═════ Input ═════

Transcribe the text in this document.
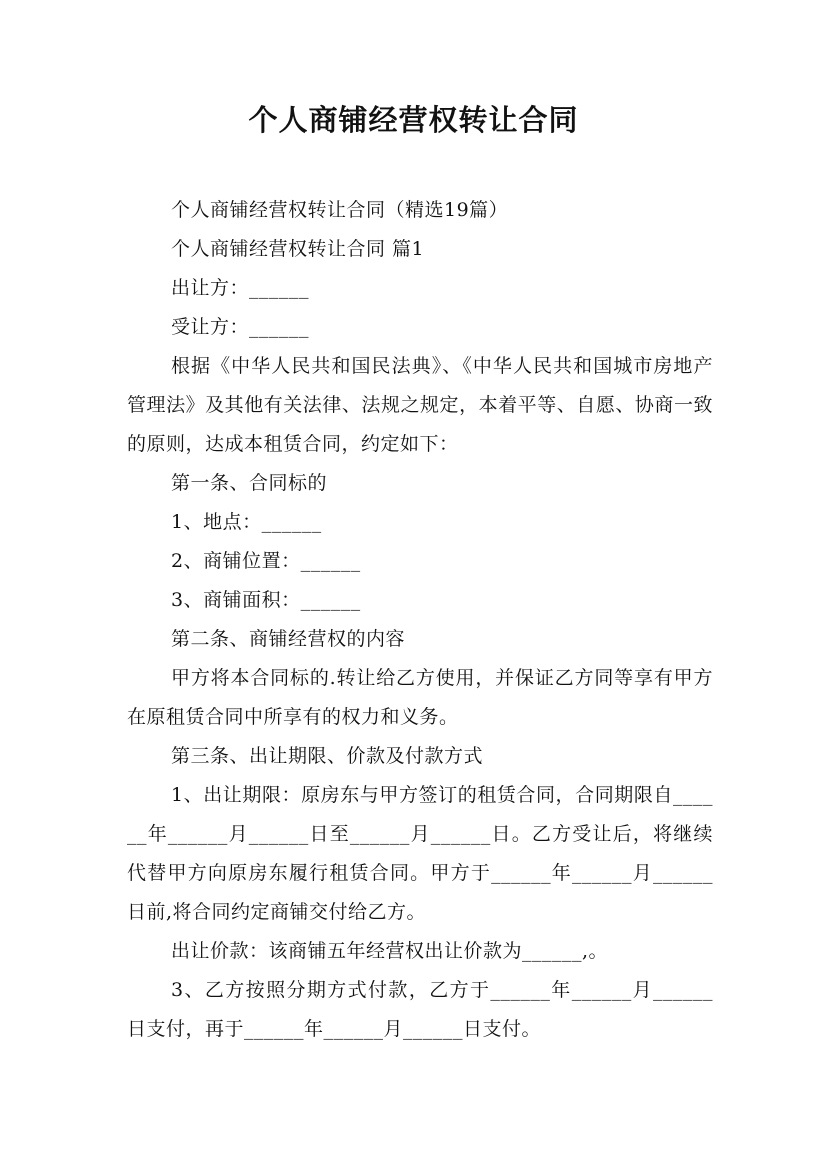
个人商铺经营权转让合同

个人商铺经营权转让合同（精选19篇）

个人商铺经营权转让合同 篇1

出让方：______

受让方：______

根据《中华人民共和国民法典》、《中华人民共和国城市房地产管理法》及其他有关法律、法规之规定，本着平等、自愿、协商一致的原则，达成本租赁合同，约定如下：

第一条、合同标的

1、地点：______

2、商铺位置：______

3、商铺面积：______

第二条、商铺经营权的内容

甲方将本合同标的.转让给乙方使用，并保证乙方同等享有甲方在原租赁合同中所享有的权力和义务。

第三条、出让期限、价款及付款方式

1、出让期限：原房东与甲方签订的租赁合同，合同期限自______年______月______日至______月______日。乙方受让后，将继续代替甲方向原房东履行租赁合同。甲方于______年______月______日前,将合同约定商铺交付给乙方。

出让价款：该商铺五年经营权出让价款为______,。

3、乙方按照分期方式付款，乙方于______年______月______日支付，再于______年______月______日支付。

═════

* Instructions for the task *
Images should not appear in the copy; retype the listing above exactly.

* Result for this exercise *
Transcribe the text in this document.
个人商铺经营权转让合同

个人商铺经营权转让合同（精选19篇）

个人商铺经营权转让合同 篇1

出让方：______

受让方：______

根据《中华人民共和国民法典》、《中华人民共和国城市房地产管理法》及其他有关法律、法规之规定，本着平等、自愿、协商一致的原则，达成本租赁合同，约定如下：

第一条、合同标的

1、地点：______

2、商铺位置：______

3、商铺面积：______

第二条、商铺经营权的内容

甲方将本合同标的.转让给乙方使用，并保证乙方同等享有甲方在原租赁合同中所享有的权力和义务。

第三条、出让期限、价款及付款方式

1、出让期限：原房东与甲方签订的租赁合同，合同期限自______年______月______日至______月______日。乙方受让后，将继续代替甲方向原房东履行租赁合同。甲方于______年______月______日前,将合同约定商铺交付给乙方。

出让价款：该商铺五年经营权出让价款为______,。

3、乙方按照分期方式付款，乙方于______年______月______日支付，再于______年______月______日支付。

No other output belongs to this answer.